Find every line in the records below that contains the word "icon", and copy each such line.
----- DATA RECORDS
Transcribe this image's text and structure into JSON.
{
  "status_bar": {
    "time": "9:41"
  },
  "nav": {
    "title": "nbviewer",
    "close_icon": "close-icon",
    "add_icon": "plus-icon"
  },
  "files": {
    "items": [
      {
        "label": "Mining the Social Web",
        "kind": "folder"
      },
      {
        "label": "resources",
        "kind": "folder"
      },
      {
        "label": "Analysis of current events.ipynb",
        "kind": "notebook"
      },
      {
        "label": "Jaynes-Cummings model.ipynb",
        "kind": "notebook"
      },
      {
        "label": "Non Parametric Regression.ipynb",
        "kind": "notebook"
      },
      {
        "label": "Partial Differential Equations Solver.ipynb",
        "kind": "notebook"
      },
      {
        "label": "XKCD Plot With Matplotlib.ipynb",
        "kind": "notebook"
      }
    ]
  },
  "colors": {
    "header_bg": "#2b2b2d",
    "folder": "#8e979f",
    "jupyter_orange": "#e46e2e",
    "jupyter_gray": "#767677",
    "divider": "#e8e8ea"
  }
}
----------
# CORRECT ANSWER
    "close_icon": "close-icon",
    "add_icon": "plus-icon"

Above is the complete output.